- [Your goal] Continue the interview about the game City of the Shroud, starting after its last answer.

- [Document excerpt]
——
Players have had a lot of fun playing the game. We’ve been to two-game shows so far (PlayExpo and Insomnia 56), and the response has been really good. We’ve been called, “Better than League of Legends,” which was nice (she was 13), and at Insomnia, there wasn’t a spare minute even to eat because so many people were playing the game.
Did your time at Capcom influence the development of this game to any great extent? If so, were there any Capcom franchises in particular that did?
There are a few, but the first element was trying to nail down the “feel” of an action game. We wanted the game to be clean (I did a piece on clean gameplay on Gamasutra), and we wanted your success in combat to be a matter of ability, not dice-rolls. That meant spelling things out and making sure there wasn’t any randomness to what’s going on – everything is under your control. The other aspect of feeling was making it felt good to push buttons (or move the mouse). When you make an input, the game has a clear reaction – we still haven’t nailed this one perfectly, but we’re steadily working towards it. We’ve gotten feedback from designer friends that it’s fun just to input combos, so hopefully, that’s a good sign. It also means we were able to get away from the most tedious part of most tactical games: attack input. As for franchises, Street Fighter was obvious a big one. The game is a big departure from SF, but we tried to take some of the general theory behind the gameplay and apply it to our system. There are also elements of Dragon’s Dogma and Mega Man Zero in there, but I’ll let you try to figure out where those influences are hiding.
What platforms are you looking to bring City of the Shroud to?
Right now, we’re focusing on bringing the game to Windows and Mac via Steam. We’re launching a Greenlight campaign at the same time as Kickstarter (February 2). I’d like to bring the game to more platforms as time and resources allow; we’re approved PlayStation developers, and Microsoft has asked us about bringing the game to Xbox, so it’s something we’re considering for the future (players have also asked if it’s coming to console). It also plays well on a tablet, so that’s a consideration too.
——
- [Provided material]
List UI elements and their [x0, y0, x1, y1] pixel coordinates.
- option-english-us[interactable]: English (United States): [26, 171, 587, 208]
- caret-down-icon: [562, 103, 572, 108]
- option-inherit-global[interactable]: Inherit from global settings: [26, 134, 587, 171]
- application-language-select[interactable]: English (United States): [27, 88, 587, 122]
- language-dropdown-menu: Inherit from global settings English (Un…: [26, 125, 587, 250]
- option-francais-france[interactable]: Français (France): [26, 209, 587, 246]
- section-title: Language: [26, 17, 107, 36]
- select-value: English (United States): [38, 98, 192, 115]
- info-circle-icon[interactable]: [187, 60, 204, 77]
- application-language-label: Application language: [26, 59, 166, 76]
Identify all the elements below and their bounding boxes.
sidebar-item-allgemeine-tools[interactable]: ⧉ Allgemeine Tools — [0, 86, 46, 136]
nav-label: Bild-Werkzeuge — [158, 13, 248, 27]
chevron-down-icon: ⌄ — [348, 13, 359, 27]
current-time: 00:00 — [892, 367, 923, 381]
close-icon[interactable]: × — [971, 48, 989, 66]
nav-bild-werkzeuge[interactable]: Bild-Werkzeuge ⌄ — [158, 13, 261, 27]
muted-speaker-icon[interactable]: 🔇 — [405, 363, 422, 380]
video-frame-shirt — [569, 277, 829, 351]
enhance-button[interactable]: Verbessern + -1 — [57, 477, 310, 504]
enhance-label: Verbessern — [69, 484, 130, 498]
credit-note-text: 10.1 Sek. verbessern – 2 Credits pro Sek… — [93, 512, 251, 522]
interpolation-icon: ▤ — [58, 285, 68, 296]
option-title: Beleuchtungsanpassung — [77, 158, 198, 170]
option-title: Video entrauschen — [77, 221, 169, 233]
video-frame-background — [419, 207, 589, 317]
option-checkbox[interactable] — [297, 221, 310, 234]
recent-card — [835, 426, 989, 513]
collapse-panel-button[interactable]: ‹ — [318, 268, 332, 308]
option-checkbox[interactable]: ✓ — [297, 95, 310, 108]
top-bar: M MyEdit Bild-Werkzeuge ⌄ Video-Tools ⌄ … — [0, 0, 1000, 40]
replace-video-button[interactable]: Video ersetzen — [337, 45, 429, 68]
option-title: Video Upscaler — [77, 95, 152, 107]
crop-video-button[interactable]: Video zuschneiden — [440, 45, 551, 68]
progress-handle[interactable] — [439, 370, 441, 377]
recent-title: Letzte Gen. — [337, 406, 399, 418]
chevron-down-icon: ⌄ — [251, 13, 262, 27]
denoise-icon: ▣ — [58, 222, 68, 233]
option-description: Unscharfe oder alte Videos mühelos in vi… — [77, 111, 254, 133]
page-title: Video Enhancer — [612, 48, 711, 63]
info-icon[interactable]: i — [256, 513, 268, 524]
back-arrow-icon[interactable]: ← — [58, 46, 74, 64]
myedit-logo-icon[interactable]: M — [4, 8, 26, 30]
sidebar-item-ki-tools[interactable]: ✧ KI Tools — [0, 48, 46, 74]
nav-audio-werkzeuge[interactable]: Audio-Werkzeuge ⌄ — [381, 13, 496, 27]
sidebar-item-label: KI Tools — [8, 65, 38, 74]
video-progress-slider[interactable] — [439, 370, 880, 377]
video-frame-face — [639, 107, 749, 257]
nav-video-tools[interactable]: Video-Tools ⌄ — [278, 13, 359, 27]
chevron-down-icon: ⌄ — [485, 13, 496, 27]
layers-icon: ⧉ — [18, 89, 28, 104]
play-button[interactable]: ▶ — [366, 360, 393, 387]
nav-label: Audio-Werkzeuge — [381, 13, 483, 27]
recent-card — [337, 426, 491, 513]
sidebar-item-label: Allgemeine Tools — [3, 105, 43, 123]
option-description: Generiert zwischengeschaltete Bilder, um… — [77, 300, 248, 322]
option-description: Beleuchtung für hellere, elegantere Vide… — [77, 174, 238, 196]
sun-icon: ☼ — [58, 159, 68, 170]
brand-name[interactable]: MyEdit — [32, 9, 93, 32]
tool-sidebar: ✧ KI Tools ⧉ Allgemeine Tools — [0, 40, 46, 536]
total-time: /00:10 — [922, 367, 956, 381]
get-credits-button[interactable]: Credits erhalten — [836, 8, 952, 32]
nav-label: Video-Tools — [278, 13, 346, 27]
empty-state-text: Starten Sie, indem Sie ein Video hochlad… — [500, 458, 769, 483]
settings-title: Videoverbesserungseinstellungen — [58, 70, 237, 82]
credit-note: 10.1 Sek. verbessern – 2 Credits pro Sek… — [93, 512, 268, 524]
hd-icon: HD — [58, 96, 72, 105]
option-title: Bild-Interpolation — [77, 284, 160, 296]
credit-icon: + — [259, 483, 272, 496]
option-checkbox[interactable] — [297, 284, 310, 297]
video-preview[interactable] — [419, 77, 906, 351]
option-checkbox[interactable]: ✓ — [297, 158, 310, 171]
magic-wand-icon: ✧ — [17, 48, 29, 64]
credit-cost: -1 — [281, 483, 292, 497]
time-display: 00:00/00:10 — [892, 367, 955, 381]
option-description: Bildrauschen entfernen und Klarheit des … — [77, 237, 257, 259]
——
- [Written answer]
Do you have any advice for aspiring developers that may be reading this?
Oh man, there are so many things to say. I think it depends as much on the individual receiving the advice as the person giving it. On one level, I’m really glad I worked in AAA for several years before going indie – it gives you a good idea of what’s necessary to make a (usually) quality game, insight into why ideas and plans fail, and a general understanding of the game-making process. In general, though, I see two things as critical to making a game: understanding and working with your own strengths and weaknesses (understanding limitations and being creative within them), and the ability to stay focused and passionate no matter how long it takes or how hard it gets (production skills and willpower). I often see developers lose focus on their goal or aim too high, which often results in a failed project. That’s not always a bad thing, but if you want to make games (particularly self-funded games), it’s really important to be realistic while remaining fired up for what you’re doing.
Where about on the Internet can people find you?
You can find me on Twitter as @shibusuke and on www.abyssalarts.com in our forums. I’m also on IndieDB (Shibusuke). Feel free to get in touch!
Do you have anything else to add?
We’re launching a Kickstarter and Steam Greenlight double campaign for City of the Shroud on February 2; please support our game! We’ll be driving the live, 4-part story based on the choices of you and every other player (community-driven story!) over the month, so you can get a glimpse into how everything will work in the final game. The backing is the only way to get access to these Kickstarter-exclusive story episodes, and if you want to make your influence felt, be sure to back early!www.abyssalarts.com/kickstarter will redirect you straight to our Kickstarter once the campaign begins.
I would like to thank Keaton White for taking the time to answer what questions I had and would like to wish him and the rest of the team at Abyssal Arts the best of luck with City of the Shroud. Keep a lookout for the game on Kickstarter.